---------- Records for this task
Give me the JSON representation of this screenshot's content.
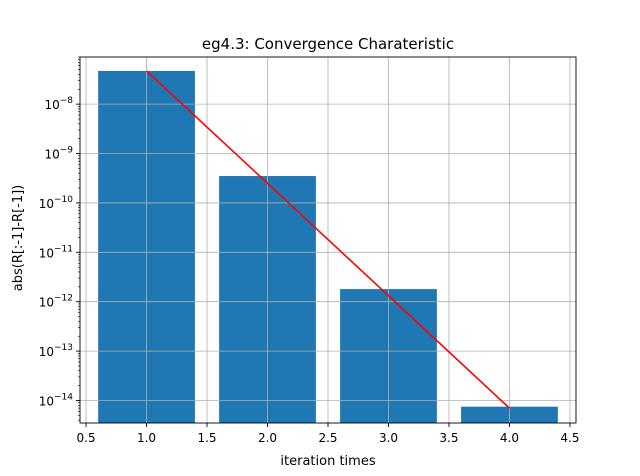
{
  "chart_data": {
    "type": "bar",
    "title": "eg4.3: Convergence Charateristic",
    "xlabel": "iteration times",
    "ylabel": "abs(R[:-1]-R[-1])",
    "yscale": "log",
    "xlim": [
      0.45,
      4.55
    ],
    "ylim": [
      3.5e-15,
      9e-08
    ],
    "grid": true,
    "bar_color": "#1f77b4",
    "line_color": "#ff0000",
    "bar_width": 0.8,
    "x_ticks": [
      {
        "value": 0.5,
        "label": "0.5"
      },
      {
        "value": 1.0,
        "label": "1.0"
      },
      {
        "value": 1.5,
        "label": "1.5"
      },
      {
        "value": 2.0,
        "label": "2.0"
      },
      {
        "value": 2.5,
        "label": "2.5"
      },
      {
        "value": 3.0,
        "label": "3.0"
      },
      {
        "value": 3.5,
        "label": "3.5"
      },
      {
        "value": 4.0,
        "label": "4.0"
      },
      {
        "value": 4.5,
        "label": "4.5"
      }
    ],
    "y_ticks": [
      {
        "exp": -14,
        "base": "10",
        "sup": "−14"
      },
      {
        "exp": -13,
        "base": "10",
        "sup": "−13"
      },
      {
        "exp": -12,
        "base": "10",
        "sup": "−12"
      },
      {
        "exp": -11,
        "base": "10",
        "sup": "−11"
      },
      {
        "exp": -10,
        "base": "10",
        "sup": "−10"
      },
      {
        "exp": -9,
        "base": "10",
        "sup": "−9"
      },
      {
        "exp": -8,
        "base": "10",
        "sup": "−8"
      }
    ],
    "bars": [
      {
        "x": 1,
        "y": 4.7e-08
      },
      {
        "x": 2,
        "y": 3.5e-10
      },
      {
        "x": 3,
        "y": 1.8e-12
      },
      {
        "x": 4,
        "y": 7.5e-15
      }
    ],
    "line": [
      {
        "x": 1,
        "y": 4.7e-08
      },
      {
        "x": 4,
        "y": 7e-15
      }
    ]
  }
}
--------------------
---------- Records for this task
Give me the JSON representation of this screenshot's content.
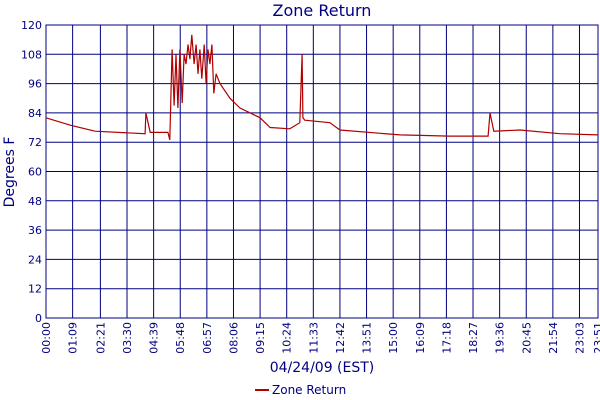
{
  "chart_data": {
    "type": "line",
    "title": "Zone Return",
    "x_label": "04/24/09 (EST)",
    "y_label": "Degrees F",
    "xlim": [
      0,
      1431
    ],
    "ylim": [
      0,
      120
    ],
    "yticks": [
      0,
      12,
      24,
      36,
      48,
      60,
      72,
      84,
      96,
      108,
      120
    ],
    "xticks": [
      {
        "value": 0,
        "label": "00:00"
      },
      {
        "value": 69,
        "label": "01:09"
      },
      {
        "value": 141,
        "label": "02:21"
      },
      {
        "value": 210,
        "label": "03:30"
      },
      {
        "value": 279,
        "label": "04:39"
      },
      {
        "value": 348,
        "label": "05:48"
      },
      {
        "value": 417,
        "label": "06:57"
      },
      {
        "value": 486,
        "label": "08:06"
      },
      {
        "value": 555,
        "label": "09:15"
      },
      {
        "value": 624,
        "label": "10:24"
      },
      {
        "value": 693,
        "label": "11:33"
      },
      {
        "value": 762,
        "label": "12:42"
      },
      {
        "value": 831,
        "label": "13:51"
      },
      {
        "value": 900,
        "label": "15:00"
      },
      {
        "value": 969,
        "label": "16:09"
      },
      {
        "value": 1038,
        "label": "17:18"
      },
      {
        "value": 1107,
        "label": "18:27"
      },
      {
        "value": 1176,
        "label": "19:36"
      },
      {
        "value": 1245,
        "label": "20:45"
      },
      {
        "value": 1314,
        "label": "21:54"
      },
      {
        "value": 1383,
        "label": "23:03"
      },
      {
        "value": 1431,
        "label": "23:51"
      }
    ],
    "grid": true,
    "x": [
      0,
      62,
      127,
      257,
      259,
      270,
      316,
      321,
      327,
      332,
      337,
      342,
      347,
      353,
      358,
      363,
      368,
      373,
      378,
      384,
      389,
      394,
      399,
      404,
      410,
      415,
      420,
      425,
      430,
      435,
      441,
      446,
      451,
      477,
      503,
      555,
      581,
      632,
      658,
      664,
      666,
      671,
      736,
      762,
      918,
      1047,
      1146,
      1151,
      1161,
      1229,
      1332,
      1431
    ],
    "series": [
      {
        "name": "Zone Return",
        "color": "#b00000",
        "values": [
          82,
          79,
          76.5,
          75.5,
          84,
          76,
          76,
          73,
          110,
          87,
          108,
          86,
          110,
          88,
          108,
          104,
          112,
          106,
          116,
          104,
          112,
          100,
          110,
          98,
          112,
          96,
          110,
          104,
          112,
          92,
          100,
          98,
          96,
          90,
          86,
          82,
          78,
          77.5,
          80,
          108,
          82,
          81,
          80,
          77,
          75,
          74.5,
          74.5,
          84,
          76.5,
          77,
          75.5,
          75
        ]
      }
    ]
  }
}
--------------------
---------- Records for this task
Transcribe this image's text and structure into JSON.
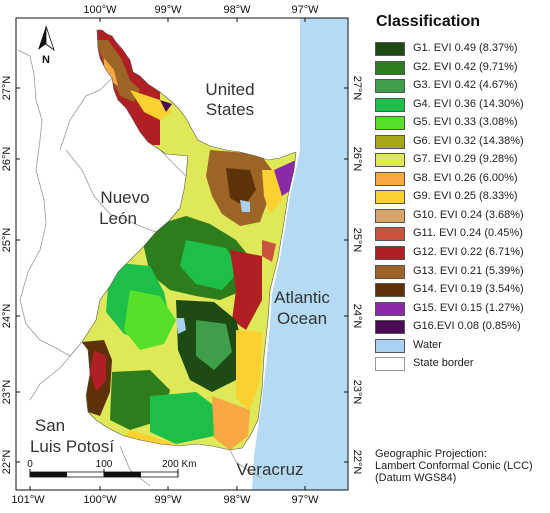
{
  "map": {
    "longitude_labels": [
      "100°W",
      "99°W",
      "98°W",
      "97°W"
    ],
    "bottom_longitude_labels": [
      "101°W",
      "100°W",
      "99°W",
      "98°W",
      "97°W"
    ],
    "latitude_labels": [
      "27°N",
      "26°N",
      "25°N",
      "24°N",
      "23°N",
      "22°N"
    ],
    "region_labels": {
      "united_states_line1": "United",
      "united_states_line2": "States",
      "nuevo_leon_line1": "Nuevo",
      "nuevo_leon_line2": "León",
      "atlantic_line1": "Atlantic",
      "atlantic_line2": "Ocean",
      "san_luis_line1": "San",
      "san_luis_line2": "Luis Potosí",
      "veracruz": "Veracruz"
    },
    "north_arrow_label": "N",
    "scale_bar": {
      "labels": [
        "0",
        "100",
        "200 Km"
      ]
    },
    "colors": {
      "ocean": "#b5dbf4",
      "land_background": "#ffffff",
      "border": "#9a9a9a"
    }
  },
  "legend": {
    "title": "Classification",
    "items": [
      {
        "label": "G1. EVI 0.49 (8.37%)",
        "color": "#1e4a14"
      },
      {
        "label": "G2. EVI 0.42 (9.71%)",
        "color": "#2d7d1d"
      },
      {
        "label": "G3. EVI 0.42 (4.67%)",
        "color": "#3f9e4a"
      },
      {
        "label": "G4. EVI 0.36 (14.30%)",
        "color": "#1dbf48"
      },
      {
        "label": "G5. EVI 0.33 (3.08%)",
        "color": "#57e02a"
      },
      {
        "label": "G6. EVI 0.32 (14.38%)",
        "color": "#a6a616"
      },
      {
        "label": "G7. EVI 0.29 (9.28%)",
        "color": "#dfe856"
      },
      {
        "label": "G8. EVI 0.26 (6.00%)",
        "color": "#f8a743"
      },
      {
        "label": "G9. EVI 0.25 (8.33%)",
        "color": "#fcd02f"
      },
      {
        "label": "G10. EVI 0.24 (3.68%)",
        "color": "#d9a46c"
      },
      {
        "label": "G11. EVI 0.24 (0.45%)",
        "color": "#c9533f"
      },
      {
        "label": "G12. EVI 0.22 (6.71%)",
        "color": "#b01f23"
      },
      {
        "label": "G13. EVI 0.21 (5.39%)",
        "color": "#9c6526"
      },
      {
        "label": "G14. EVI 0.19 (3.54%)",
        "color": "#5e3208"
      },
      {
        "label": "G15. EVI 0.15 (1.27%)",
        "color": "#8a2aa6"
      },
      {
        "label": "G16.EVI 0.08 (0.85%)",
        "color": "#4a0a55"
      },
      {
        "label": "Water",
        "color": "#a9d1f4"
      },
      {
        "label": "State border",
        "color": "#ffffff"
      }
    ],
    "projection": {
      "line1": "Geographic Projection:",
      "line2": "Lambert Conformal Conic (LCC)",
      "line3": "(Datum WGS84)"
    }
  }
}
--------------------
:: Task details ::
Tally up the lines holding the word "ffffff" in the data above, and answer with that figure only.

:: Result below ::
2